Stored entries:
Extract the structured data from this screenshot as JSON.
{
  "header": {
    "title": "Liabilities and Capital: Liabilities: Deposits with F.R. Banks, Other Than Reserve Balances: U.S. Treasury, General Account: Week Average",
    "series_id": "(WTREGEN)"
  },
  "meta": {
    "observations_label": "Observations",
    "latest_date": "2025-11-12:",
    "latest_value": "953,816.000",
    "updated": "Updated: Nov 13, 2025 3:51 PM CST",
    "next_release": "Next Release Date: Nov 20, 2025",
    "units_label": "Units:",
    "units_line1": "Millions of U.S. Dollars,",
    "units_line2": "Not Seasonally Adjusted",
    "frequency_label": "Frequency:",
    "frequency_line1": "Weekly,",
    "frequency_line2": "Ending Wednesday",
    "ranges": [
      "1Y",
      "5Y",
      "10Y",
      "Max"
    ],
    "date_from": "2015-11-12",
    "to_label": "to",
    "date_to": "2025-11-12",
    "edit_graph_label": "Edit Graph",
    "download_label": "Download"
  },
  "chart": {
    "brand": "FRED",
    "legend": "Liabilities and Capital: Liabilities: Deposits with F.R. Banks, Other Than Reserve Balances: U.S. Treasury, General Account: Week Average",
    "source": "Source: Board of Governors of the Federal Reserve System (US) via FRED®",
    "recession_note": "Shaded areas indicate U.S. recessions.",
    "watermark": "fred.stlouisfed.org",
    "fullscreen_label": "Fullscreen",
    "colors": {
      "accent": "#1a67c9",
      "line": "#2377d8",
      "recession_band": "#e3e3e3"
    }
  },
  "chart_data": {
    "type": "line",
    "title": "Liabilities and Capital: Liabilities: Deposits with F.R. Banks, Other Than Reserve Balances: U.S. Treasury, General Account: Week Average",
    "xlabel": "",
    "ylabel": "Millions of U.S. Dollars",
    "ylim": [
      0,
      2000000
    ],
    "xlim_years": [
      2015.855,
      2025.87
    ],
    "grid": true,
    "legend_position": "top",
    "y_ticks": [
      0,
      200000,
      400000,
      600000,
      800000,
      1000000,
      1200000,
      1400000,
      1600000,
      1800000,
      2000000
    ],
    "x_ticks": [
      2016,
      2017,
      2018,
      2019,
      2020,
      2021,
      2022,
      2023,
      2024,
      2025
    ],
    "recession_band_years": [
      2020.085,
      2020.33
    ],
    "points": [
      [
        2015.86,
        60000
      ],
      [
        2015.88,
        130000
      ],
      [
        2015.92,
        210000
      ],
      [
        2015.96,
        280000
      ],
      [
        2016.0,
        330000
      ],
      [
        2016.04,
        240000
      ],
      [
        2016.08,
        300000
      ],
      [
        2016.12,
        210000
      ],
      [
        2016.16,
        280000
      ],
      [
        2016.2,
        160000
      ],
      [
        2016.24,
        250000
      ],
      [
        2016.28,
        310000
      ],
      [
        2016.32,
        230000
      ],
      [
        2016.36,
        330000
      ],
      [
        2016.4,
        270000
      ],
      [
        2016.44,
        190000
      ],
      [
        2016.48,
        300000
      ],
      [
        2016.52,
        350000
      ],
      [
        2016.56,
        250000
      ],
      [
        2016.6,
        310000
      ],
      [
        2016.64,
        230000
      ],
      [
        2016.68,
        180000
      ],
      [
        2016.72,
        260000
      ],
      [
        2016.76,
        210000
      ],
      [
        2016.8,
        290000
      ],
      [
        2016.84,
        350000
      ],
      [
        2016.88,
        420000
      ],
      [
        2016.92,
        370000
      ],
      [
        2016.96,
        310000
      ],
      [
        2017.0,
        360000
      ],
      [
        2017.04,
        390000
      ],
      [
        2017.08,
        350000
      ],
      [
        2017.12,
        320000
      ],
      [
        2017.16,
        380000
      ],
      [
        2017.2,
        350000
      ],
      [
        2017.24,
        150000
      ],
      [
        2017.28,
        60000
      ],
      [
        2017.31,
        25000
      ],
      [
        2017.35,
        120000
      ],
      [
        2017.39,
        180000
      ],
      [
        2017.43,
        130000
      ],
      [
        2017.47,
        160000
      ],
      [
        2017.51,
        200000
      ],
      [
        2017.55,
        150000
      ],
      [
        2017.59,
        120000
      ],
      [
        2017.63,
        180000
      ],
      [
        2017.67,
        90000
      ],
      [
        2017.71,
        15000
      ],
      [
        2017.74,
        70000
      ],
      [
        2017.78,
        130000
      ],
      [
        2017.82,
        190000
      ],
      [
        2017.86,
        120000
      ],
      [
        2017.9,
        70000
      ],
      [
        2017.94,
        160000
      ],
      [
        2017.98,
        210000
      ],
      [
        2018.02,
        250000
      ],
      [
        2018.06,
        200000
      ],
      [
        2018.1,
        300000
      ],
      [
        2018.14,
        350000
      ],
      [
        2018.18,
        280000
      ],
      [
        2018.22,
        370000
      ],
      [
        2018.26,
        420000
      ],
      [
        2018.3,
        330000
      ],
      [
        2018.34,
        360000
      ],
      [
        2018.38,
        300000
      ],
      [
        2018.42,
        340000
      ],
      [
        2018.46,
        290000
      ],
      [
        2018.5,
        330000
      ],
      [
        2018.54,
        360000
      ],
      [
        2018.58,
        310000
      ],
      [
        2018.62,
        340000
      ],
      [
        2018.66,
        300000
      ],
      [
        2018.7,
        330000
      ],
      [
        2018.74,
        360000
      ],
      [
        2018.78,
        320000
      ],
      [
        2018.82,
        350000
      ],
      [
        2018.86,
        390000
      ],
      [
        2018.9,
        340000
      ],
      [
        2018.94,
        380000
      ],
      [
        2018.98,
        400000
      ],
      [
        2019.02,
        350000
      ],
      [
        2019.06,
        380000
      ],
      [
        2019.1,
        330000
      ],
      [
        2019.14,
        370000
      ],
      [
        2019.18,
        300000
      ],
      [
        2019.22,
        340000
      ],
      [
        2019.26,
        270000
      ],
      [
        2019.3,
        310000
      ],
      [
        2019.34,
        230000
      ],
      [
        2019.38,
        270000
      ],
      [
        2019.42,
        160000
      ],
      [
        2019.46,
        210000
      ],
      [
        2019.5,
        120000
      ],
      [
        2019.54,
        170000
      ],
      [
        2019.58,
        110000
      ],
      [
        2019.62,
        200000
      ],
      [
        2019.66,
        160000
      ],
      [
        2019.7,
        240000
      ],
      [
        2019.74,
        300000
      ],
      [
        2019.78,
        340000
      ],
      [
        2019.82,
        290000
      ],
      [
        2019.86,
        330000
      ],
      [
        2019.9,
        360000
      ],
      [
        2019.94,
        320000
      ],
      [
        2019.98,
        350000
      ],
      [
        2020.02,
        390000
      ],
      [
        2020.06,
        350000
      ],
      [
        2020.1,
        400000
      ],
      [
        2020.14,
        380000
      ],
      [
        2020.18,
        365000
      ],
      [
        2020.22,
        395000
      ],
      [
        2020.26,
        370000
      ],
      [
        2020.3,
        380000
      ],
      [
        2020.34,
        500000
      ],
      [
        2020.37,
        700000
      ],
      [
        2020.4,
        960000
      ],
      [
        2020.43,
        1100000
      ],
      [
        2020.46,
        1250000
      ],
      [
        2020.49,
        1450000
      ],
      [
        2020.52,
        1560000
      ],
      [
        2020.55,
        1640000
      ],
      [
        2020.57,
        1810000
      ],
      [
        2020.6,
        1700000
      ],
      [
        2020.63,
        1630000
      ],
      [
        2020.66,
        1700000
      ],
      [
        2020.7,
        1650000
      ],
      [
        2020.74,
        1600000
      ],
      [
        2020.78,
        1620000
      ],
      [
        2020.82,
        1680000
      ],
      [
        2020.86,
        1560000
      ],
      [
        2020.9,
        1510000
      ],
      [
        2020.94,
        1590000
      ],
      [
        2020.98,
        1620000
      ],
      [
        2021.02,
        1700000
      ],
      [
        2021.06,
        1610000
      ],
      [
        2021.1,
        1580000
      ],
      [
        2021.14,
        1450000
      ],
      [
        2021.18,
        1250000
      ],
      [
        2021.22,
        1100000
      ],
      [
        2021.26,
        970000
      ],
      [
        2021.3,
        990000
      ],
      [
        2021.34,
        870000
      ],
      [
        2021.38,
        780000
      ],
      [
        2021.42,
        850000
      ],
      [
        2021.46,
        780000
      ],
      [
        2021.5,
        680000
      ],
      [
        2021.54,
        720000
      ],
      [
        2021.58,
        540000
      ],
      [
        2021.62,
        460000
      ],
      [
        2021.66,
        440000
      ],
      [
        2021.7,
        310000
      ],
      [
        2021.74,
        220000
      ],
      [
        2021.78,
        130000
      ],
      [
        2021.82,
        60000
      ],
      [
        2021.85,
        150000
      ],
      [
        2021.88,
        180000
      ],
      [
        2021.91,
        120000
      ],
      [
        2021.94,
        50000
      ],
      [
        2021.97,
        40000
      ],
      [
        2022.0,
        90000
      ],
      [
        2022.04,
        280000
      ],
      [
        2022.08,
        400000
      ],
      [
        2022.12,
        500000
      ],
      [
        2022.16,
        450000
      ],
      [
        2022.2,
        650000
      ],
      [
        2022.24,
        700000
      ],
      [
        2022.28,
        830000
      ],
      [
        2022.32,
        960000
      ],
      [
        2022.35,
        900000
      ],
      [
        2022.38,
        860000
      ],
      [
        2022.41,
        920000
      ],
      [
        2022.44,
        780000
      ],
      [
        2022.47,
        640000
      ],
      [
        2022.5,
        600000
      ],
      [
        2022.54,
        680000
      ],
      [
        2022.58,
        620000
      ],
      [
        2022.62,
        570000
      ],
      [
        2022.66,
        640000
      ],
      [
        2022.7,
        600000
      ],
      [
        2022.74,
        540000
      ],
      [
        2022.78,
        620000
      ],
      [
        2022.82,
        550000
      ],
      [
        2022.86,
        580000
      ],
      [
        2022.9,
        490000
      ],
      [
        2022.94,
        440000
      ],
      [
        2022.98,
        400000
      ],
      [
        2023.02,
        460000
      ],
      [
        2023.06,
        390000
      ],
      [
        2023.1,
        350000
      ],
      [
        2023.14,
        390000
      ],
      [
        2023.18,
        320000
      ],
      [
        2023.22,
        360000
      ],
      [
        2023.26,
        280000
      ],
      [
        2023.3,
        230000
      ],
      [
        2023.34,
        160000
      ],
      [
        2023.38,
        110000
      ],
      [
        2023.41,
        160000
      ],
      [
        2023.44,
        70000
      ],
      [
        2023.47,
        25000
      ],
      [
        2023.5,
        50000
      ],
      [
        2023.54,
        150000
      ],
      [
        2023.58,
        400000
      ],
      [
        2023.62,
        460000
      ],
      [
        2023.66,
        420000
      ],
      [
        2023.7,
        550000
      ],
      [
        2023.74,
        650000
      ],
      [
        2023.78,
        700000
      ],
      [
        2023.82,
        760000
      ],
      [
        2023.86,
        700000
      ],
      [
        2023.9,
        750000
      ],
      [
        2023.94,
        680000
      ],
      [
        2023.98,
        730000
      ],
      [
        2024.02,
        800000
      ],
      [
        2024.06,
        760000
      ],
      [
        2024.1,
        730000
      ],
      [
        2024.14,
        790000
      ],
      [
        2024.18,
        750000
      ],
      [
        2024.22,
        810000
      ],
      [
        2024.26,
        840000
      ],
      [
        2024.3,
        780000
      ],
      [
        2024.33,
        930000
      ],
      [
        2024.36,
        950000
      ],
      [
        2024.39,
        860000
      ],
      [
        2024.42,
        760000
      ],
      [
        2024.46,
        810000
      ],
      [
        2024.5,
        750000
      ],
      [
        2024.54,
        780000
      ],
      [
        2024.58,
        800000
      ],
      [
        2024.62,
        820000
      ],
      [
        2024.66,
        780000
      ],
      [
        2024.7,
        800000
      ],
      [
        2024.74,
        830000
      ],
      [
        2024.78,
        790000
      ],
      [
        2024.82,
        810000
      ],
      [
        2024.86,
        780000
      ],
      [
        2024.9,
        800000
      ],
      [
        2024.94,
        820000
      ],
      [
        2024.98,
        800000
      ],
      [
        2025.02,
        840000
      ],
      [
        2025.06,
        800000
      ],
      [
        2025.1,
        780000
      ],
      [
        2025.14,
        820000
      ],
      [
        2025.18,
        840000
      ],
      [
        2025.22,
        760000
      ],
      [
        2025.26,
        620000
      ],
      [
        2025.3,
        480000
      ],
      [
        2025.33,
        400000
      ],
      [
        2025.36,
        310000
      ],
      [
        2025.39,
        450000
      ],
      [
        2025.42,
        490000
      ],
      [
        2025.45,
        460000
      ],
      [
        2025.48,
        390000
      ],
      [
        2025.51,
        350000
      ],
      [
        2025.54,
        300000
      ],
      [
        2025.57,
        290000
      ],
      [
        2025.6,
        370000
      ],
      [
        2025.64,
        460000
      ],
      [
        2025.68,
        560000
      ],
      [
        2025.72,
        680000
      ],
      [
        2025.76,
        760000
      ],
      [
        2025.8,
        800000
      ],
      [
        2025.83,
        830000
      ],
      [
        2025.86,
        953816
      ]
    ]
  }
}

The task -> Within the listing above, copy each line that has the string "Millions".

Task answer ->
    "units_line1": "Millions of U.S. Dollars,",
    "ylabel": "Millions of U.S. Dollars",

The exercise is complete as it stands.